+++ Exercise data

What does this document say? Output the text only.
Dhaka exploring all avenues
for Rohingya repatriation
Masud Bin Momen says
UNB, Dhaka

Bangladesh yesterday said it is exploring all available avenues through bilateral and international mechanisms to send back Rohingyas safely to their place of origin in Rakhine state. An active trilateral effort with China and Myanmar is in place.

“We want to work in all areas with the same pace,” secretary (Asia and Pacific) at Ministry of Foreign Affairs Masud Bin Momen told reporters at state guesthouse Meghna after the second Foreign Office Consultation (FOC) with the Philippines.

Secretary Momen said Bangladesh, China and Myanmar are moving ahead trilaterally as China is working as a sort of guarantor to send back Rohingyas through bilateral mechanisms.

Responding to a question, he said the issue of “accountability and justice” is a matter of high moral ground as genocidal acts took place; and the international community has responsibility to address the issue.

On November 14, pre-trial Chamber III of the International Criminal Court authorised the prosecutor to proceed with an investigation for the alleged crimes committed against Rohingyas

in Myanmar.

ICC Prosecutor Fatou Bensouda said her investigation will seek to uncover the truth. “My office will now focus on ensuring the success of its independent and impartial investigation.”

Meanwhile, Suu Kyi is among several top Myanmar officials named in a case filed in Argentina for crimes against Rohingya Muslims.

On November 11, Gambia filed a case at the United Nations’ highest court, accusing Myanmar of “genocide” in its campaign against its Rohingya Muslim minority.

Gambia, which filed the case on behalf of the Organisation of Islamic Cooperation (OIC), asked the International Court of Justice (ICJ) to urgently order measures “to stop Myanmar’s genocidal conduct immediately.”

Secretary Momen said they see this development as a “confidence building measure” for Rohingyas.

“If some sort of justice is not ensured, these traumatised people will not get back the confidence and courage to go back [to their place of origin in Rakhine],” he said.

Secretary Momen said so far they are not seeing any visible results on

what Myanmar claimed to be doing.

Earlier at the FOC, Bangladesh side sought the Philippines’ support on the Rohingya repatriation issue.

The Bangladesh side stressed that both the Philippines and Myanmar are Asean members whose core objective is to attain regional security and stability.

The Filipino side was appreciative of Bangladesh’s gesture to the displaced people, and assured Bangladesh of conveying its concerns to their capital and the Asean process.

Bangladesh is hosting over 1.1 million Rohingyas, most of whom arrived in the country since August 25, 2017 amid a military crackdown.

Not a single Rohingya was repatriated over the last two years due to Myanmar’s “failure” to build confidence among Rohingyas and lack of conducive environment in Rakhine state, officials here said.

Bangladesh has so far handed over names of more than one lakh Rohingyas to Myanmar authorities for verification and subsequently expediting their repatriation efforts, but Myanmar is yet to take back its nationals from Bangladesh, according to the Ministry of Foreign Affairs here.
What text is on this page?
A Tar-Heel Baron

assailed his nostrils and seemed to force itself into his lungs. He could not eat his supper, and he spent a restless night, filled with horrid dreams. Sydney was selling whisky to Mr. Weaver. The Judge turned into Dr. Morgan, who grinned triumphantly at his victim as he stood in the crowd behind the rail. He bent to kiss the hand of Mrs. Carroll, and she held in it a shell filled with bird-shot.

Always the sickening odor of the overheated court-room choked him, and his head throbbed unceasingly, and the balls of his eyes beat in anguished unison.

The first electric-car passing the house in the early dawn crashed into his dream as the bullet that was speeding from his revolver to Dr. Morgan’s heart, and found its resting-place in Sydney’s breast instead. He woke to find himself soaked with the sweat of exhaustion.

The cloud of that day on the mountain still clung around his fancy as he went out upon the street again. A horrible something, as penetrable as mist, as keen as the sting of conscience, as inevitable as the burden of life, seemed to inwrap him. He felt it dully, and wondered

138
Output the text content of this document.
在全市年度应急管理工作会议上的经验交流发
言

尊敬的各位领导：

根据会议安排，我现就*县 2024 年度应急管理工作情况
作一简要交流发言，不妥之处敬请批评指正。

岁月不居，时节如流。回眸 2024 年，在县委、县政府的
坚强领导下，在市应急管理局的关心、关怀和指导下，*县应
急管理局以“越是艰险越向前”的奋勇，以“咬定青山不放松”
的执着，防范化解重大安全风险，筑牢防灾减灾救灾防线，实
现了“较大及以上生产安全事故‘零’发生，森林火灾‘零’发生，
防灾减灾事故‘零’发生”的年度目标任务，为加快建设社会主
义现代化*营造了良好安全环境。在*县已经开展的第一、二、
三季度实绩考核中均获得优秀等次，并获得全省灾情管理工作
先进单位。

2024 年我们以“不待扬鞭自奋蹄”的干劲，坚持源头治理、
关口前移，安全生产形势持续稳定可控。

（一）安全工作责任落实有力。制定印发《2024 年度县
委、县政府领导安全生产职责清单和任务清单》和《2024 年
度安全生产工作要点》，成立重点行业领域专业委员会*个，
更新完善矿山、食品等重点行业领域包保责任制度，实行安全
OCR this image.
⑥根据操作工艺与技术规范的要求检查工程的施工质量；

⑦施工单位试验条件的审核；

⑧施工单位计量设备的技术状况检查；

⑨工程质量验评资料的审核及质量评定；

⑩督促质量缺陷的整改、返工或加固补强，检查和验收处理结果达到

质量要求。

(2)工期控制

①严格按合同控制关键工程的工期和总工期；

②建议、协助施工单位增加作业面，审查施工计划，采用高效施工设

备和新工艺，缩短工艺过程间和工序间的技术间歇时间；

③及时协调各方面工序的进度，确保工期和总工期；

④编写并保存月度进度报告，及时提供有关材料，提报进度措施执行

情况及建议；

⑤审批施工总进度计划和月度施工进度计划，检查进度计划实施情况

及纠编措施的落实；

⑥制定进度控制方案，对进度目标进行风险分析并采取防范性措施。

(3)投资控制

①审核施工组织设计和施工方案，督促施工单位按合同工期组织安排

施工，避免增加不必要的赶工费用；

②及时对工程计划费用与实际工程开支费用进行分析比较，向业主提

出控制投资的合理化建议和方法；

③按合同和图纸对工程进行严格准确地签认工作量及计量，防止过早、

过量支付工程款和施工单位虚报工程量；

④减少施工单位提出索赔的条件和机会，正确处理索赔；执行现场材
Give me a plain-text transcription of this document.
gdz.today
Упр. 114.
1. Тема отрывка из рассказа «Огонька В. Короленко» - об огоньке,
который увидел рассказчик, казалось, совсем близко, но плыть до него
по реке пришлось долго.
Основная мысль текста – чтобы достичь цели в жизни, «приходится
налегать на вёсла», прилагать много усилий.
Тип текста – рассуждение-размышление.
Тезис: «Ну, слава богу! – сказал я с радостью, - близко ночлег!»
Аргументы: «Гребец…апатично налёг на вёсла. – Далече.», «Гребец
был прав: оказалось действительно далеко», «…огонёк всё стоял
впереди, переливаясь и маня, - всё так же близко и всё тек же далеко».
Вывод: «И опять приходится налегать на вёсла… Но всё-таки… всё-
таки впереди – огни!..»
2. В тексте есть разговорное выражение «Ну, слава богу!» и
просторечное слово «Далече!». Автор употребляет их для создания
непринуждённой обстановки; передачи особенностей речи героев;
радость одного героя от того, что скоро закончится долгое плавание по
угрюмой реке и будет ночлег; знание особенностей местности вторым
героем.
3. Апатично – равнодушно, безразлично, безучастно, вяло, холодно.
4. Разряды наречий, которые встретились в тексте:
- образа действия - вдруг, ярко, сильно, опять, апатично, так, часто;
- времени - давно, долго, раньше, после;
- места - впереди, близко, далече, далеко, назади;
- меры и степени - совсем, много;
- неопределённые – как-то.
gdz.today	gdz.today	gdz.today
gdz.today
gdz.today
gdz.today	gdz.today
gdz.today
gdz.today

++++++

- **What you should do**
Recite the full listing above exactly.

- **Problem solution**
What does this document say? Output the text only.
Dhaka exploring all avenues
for Rohingya repatriation
Masud Bin Momen says
UNB, Dhaka

Bangladesh yesterday said it is exploring all available avenues through bilateral and international mechanisms to send back Rohingyas safely to their place of origin in Rakhine state. An active trilateral effort with China and Myanmar is in place.

“We want to work in all areas with the same pace,” secretary (Asia and Pacific) at Ministry of Foreign Affairs Masud Bin Momen told reporters at state guesthouse Meghna after the second Foreign Office Consultation (FOC) with the Philippines.

Secretary Momen said Bangladesh, China and Myanmar are moving ahead trilaterally as China is working as a sort of guarantor to send back Rohingyas through bilateral mechanisms.

Responding to a question, he said the issue of “accountability and justice” is a matter of high moral ground as genocidal acts took place; and the international community has responsibility to address the issue.

On November 14, pre-trial Chamber III of the International Criminal Court authorised the prosecutor to proceed with an investigation for the alleged crimes committed against Rohingyas

in Myanmar.

ICC Prosecutor Fatou Bensouda said her investigation will seek to uncover the truth. “My office will now focus on ensuring the success of its independent and impartial investigation.”

Meanwhile, Suu Kyi is among several top Myanmar officials named in a case filed in Argentina for crimes against Rohingya Muslims.

On November 11, Gambia filed a case at the United Nations’ highest court, accusing Myanmar of “genocide” in its campaign against its Rohingya Muslim minority.

Gambia, which filed the case on behalf of the Organisation of Islamic Cooperation (OIC), asked the International Court of Justice (ICJ) to urgently order measures “to stop Myanmar’s genocidal conduct immediately.”

Secretary Momen said they see this development as a “confidence building measure” for Rohingyas.

“If some sort of justice is not ensured, these traumatised people will not get back the confidence and courage to go back [to their place of origin in Rakhine],” he said.

Secretary Momen said so far they are not seeing any visible results on

what Myanmar claimed to be doing.

Earlier at the FOC, Bangladesh side sought the Philippines’ support on the Rohingya repatriation issue.

The Bangladesh side stressed that both the Philippines and Myanmar are Asean members whose core objective is to attain regional security and stability.

The Filipino side was appreciative of Bangladesh’s gesture to the displaced people, and assured Bangladesh of conveying its concerns to their capital and the Asean process.

Bangladesh is hosting over 1.1 million Rohingyas, most of whom arrived in the country since August 25, 2017 amid a military crackdown.

Not a single Rohingya was repatriated over the last two years due to Myanmar’s “failure” to build confidence among Rohingyas and lack of conducive environment in Rakhine state, officials here said.

Bangladesh has so far handed over names of more than one lakh Rohingyas to Myanmar authorities for verification and subsequently expediting their repatriation efforts, but Myanmar is yet to take back its nationals from Bangladesh, according to the Ministry of Foreign Affairs here.
What text is on this page?
A Tar-Heel Baron

assailed his nostrils and seemed to force itself into his lungs. He could not eat his supper, and he spent a restless night, filled with horrid dreams. Sydney was selling whisky to Mr. Weaver. The Judge turned into Dr. Morgan, who grinned triumphantly at his victim as he stood in the crowd behind the rail. He bent to kiss the hand of Mrs. Carroll, and she held in it a shell filled with bird-shot.

Always the sickening odor of the overheated court-room choked him, and his head throbbed unceasingly, and the balls of his eyes beat in anguished unison.

The first electric-car passing the house in the early dawn crashed into his dream as the bullet that was speeding from his revolver to Dr. Morgan’s heart, and found its resting-place in Sydney’s breast instead. He woke to find himself soaked with the sweat of exhaustion.

The cloud of that day on the mountain still clung around his fancy as he went out upon the street again. A horrible something, as penetrable as mist, as keen as the sting of conscience, as inevitable as the burden of life, seemed to inwrap him. He felt it dully, and wondered

138
Output the text content of this document.
在全市年度应急管理工作会议上的经验交流发
言

尊敬的各位领导：

根据会议安排，我现就*县 2024 年度应急管理工作情况
作一简要交流发言，不妥之处敬请批评指正。

岁月不居，时节如流。回眸 2024 年，在县委、县政府的
坚强领导下，在市应急管理局的关心、关怀和指导下，*县应
急管理局以“越是艰险越向前”的奋勇，以“咬定青山不放松”
的执着，防范化解重大安全风险，筑牢防灾减灾救灾防线，实
现了“较大及以上生产安全事故‘零’发生，森林火灾‘零’发生，
防灾减灾事故‘零’发生”的年度目标任务，为加快建设社会主
义现代化*营造了良好安全环境。在*县已经开展的第一、二、
三季度实绩考核中均获得优秀等次，并获得全省灾情管理工作
先进单位。

2024 年我们以“不待扬鞭自奋蹄”的干劲，坚持源头治理、
关口前移，安全生产形势持续稳定可控。

（一）安全工作责任落实有力。制定印发《2024 年度县
委、县政府领导安全生产职责清单和任务清单》和《2024 年
度安全生产工作要点》，成立重点行业领域专业委员会*个，
更新完善矿山、食品等重点行业领域包保责任制度，实行安全
OCR this image.
⑥根据操作工艺与技术规范的要求检查工程的施工质量；

⑦施工单位试验条件的审核；

⑧施工单位计量设备的技术状况检查；

⑨工程质量验评资料的审核及质量评定；

⑩督促质量缺陷的整改、返工或加固补强，检查和验收处理结果达到

质量要求。

(2)工期控制

①严格按合同控制关键工程的工期和总工期；

②建议、协助施工单位增加作业面，审查施工计划，采用高效施工设

备和新工艺，缩短工艺过程间和工序间的技术间歇时间；

③及时协调各方面工序的进度，确保工期和总工期；

④编写并保存月度进度报告，及时提供有关材料，提报进度措施执行

情况及建议；

⑤审批施工总进度计划和月度施工进度计划，检查进度计划实施情况

及纠编措施的落实；

⑥制定进度控制方案，对进度目标进行风险分析并采取防范性措施。

(3)投资控制

①审核施工组织设计和施工方案，督促施工单位按合同工期组织安排

施工，避免增加不必要的赶工费用；

②及时对工程计划费用与实际工程开支费用进行分析比较，向业主提

出控制投资的合理化建议和方法；

③按合同和图纸对工程进行严格准确地签认工作量及计量，防止过早、

过量支付工程款和施工单位虚报工程量；

④减少施工单位提出索赔的条件和机会，正确处理索赔；执行现场材
Give me a plain-text transcription of this document.
gdz.today
Упр. 114.
1. Тема отрывка из рассказа «Огонька В. Короленко» - об огоньке,
который увидел рассказчик, казалось, совсем близко, но плыть до него
по реке пришлось долго.
Основная мысль текста – чтобы достичь цели в жизни, «приходится
налегать на вёсла», прилагать много усилий.
Тип текста – рассуждение-размышление.
Тезис: «Ну, слава богу! – сказал я с радостью, - близко ночлег!»
Аргументы: «Гребец…апатично налёг на вёсла. – Далече.», «Гребец
был прав: оказалось действительно далеко», «…огонёк всё стоял
впереди, переливаясь и маня, - всё так же близко и всё тек же далеко».
Вывод: «И опять приходится налегать на вёсла… Но всё-таки… всё-
таки впереди – огни!..»
2. В тексте есть разговорное выражение «Ну, слава богу!» и
просторечное слово «Далече!». Автор употребляет их для создания
непринуждённой обстановки; передачи особенностей речи героев;
радость одного героя от того, что скоро закончится долгое плавание по
угрюмой реке и будет ночлег; знание особенностей местности вторым
героем.
3. Апатично – равнодушно, безразлично, безучастно, вяло, холодно.
4. Разряды наречий, которые встретились в тексте:
- образа действия - вдруг, ярко, сильно, опять, апатично, так, часто;
- времени - давно, долго, раньше, после;
- места - впереди, близко, далече, далеко, назади;
- меры и степени - совсем, много;
- неопределённые – как-то.
gdz.today	gdz.today	gdz.today
gdz.today
gdz.today
gdz.today	gdz.today
gdz.today
gdz.today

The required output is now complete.